Prompt: Count the lines below that contain the word "bottom". Give only the number.

Structured figure records:
* * * *
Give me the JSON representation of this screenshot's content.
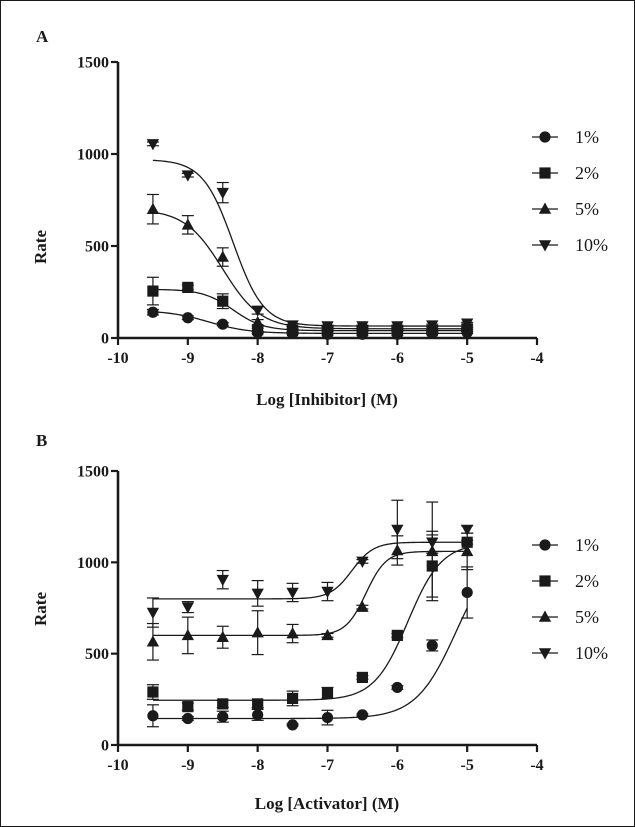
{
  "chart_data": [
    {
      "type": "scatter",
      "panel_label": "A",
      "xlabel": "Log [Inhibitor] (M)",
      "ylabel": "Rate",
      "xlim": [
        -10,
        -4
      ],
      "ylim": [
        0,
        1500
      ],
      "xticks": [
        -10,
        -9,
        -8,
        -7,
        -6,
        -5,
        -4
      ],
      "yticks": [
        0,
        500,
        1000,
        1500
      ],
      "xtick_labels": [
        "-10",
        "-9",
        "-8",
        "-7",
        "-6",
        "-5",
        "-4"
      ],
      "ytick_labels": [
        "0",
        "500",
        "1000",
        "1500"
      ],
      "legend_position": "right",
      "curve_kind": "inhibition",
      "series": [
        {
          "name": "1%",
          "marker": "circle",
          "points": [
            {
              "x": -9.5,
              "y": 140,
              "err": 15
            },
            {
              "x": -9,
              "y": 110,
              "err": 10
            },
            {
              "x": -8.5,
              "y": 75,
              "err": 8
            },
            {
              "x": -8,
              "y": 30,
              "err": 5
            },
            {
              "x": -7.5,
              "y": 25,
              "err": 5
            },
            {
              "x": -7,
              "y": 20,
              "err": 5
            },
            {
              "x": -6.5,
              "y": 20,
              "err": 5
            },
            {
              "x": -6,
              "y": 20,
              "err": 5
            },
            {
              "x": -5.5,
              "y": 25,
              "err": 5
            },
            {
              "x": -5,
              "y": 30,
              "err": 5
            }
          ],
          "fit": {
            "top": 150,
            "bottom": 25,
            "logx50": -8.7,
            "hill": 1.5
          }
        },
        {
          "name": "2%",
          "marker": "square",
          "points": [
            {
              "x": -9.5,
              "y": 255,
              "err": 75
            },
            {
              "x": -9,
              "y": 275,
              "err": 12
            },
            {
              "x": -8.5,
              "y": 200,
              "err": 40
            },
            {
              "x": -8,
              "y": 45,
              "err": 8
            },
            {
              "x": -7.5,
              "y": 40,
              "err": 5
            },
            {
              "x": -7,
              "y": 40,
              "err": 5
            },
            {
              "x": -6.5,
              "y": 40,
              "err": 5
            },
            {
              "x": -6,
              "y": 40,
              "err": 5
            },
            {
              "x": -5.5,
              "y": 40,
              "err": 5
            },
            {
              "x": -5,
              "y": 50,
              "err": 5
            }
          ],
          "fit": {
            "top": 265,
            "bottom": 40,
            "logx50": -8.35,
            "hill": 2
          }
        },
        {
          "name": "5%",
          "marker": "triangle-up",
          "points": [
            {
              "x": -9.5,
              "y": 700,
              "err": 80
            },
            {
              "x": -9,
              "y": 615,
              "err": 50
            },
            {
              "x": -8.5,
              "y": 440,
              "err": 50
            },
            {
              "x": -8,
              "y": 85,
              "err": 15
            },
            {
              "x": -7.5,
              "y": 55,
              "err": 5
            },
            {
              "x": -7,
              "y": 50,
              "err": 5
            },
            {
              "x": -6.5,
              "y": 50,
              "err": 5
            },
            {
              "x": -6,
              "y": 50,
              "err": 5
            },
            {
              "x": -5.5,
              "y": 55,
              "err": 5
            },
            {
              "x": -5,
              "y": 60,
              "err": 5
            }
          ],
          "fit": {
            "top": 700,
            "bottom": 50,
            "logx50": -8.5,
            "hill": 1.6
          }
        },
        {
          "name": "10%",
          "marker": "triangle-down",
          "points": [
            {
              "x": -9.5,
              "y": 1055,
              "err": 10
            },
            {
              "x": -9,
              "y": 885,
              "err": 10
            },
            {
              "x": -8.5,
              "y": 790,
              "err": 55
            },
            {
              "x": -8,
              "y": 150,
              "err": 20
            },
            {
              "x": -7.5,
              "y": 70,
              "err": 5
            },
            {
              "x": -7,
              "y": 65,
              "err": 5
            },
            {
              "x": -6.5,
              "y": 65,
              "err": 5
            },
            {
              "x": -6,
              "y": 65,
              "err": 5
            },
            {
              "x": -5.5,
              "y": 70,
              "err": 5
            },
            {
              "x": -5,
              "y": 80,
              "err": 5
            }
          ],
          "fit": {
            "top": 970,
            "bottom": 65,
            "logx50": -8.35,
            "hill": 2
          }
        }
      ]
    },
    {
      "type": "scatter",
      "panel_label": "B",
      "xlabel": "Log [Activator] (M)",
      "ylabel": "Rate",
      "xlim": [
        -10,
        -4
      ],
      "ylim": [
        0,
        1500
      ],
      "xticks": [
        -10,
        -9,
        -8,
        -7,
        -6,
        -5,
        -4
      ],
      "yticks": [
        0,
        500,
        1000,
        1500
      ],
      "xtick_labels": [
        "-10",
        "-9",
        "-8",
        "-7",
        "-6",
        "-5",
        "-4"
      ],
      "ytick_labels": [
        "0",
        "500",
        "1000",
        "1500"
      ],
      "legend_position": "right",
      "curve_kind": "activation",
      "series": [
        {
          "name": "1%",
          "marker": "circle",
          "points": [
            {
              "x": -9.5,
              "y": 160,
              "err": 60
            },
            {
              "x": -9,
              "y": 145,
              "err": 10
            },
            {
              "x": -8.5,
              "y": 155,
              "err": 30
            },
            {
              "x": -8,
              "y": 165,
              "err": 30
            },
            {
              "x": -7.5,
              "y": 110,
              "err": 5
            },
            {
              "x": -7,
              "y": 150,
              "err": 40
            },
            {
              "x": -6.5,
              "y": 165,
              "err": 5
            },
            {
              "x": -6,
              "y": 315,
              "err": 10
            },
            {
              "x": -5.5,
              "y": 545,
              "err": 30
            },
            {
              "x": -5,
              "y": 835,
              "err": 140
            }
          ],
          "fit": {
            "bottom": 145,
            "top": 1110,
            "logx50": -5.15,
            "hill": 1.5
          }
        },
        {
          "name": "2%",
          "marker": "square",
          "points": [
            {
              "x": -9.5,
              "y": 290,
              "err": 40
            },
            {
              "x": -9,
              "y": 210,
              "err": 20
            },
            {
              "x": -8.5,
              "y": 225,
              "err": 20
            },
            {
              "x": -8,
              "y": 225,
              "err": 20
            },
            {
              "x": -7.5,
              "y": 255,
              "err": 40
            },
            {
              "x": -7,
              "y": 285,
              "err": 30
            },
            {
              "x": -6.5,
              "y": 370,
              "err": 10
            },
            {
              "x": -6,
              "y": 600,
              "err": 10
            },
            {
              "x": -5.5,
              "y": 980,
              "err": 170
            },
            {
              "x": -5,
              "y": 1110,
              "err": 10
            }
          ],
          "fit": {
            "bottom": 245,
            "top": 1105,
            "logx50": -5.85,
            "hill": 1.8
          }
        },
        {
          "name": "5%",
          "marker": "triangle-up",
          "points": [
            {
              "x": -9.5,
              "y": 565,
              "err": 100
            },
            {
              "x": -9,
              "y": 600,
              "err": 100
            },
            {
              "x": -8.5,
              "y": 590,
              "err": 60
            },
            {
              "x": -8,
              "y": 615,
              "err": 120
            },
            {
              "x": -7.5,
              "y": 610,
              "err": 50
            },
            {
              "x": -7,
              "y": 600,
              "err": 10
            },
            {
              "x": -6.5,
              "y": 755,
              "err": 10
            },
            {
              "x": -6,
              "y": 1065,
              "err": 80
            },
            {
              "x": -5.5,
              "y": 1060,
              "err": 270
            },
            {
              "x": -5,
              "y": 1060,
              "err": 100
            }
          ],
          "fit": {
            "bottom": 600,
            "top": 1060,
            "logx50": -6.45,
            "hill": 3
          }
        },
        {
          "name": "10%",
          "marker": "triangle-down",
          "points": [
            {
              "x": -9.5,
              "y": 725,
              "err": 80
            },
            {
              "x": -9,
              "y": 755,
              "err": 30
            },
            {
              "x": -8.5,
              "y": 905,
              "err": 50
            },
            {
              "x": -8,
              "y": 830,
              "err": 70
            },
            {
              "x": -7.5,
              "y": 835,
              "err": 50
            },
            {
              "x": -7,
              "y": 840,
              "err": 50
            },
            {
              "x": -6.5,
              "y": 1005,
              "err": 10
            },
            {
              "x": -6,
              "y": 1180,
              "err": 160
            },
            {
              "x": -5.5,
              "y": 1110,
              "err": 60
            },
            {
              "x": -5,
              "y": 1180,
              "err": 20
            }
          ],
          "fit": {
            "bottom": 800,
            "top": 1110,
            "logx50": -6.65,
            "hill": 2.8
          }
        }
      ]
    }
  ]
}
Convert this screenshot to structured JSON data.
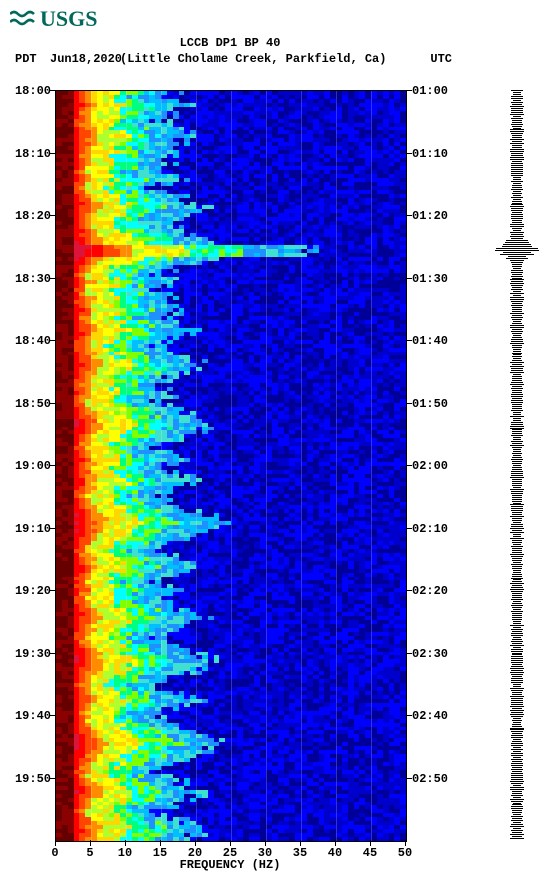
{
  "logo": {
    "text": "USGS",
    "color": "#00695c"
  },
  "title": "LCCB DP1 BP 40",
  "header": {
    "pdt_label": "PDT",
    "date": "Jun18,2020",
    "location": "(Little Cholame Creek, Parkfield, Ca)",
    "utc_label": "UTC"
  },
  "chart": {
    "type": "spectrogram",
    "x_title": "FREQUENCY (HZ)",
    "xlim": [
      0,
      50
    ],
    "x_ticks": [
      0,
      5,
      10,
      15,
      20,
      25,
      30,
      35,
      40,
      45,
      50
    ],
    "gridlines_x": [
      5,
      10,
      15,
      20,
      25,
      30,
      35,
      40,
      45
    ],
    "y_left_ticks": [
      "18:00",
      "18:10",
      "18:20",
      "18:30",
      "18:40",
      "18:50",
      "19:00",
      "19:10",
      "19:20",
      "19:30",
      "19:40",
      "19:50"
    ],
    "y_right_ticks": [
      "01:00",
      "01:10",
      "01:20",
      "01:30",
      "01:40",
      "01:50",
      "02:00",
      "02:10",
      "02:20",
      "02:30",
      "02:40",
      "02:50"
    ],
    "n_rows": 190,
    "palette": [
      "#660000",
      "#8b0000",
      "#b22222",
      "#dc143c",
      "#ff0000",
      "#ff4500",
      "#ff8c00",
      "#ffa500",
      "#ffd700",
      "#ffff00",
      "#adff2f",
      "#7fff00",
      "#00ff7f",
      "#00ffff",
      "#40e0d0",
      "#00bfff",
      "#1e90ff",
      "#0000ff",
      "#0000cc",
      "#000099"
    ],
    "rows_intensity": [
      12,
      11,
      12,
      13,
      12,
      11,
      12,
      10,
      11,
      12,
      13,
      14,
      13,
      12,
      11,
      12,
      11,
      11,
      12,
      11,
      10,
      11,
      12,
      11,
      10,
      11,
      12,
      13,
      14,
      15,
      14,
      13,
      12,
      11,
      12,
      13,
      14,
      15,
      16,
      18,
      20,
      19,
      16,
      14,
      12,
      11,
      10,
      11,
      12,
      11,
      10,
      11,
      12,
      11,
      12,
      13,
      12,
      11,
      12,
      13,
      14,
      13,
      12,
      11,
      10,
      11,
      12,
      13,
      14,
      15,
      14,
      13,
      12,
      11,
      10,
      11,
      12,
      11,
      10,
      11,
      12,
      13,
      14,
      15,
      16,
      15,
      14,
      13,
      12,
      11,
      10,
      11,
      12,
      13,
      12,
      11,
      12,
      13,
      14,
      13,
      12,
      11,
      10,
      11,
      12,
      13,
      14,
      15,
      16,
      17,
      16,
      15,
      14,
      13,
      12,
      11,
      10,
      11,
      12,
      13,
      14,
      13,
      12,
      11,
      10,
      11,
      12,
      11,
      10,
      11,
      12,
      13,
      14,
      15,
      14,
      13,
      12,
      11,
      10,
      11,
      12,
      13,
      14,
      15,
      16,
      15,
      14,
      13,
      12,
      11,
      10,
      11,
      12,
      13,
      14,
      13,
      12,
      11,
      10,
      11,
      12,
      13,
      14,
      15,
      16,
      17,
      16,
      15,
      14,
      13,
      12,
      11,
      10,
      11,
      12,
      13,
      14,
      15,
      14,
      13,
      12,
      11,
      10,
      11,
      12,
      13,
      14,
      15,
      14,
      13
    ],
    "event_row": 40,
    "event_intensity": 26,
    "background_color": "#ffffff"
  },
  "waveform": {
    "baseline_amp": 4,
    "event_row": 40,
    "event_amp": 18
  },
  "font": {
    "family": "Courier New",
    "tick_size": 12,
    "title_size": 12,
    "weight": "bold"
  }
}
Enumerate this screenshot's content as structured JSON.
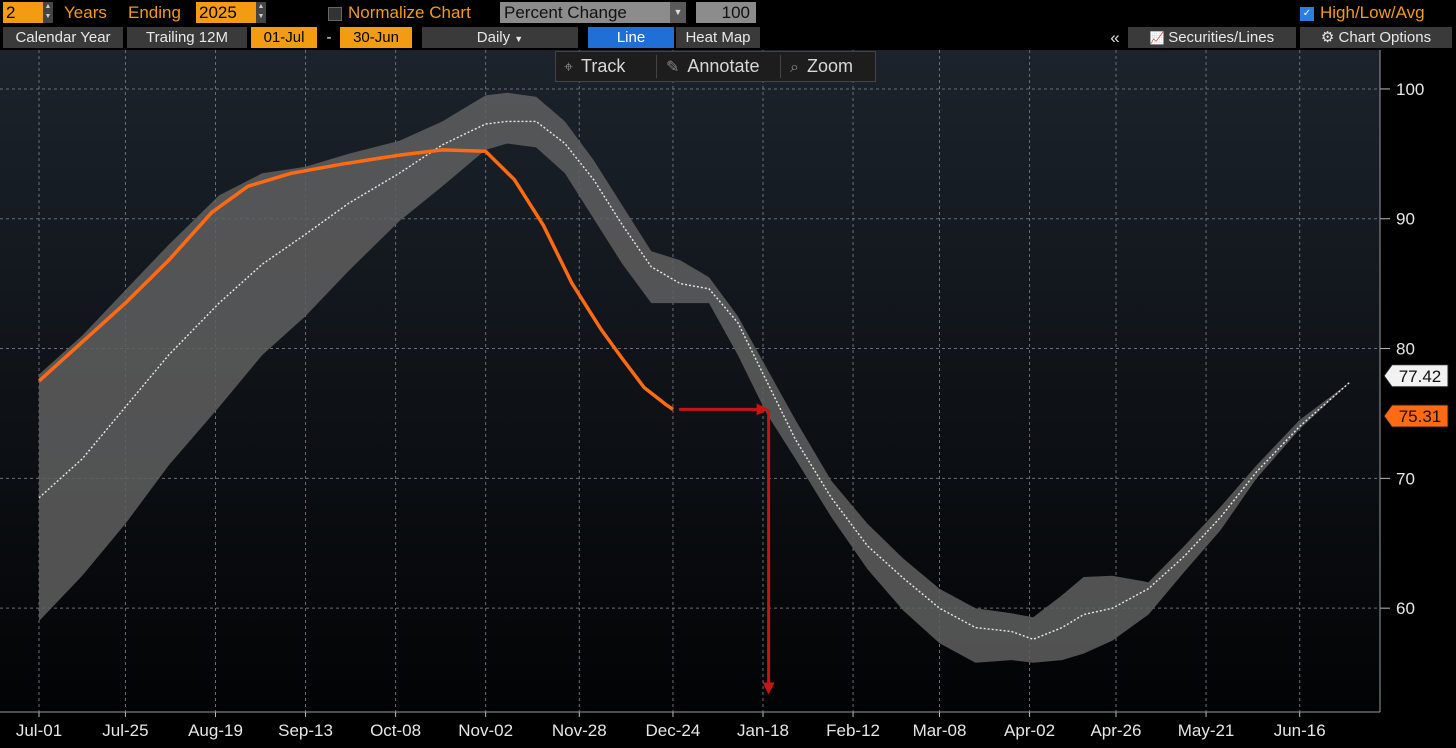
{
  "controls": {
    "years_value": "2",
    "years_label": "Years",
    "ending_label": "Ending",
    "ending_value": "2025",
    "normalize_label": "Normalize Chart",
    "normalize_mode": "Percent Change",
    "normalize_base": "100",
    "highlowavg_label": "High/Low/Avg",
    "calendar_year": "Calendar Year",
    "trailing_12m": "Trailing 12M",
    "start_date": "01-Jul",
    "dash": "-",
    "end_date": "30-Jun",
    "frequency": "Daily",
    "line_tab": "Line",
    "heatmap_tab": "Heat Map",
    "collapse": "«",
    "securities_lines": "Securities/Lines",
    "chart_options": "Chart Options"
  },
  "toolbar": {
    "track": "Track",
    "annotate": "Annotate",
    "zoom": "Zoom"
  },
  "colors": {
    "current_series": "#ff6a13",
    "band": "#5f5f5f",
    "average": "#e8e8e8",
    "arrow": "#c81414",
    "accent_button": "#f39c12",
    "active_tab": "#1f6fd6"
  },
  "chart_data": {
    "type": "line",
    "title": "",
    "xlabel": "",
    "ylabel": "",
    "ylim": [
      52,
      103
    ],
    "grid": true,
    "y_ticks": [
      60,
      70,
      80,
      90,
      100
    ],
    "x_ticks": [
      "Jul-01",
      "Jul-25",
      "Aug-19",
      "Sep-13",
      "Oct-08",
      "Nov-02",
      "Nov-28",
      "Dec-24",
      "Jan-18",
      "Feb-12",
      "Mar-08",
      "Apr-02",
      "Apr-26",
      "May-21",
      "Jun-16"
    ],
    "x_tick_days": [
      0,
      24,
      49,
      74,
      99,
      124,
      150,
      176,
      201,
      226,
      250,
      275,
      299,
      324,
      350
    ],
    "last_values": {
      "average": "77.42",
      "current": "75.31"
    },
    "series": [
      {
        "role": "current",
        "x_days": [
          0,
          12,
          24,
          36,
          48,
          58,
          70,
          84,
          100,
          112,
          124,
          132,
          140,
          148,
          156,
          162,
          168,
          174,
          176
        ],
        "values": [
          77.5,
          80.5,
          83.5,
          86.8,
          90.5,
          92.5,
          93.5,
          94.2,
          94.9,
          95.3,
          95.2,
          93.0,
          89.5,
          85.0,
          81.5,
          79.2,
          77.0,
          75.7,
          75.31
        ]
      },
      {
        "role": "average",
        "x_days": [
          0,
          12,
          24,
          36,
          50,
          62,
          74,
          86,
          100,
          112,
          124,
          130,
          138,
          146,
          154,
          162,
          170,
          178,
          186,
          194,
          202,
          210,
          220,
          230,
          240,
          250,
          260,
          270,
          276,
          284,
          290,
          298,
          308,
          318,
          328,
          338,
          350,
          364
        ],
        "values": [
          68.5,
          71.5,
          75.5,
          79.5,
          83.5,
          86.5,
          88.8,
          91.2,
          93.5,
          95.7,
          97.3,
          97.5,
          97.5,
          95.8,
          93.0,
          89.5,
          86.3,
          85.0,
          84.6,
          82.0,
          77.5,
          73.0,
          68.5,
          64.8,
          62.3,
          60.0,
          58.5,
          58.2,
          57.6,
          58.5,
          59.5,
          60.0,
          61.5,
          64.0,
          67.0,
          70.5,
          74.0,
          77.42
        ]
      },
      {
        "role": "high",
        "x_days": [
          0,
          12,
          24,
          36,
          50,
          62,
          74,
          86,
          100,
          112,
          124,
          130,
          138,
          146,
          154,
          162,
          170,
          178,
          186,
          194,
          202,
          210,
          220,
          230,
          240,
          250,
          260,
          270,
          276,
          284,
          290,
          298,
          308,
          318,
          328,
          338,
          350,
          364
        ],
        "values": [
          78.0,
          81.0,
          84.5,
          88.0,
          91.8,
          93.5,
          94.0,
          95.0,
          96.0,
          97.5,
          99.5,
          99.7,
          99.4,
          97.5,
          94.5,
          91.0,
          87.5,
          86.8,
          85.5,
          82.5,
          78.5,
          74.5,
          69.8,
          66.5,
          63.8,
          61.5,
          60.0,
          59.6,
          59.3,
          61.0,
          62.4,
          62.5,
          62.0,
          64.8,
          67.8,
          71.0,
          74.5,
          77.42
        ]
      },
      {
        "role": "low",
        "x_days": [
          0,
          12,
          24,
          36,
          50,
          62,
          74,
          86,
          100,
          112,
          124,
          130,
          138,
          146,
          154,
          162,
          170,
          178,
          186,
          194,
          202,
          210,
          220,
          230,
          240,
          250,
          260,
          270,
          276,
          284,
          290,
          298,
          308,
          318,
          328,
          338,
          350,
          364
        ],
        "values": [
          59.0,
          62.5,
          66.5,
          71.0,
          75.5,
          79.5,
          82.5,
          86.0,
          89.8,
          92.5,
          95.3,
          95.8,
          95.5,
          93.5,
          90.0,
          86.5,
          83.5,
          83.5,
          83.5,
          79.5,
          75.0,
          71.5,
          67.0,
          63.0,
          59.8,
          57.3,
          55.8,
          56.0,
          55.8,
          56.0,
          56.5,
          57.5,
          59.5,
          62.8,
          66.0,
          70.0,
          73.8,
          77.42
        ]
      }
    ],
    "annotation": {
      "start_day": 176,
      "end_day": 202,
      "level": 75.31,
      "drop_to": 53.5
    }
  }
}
* * * *
Solution below: 8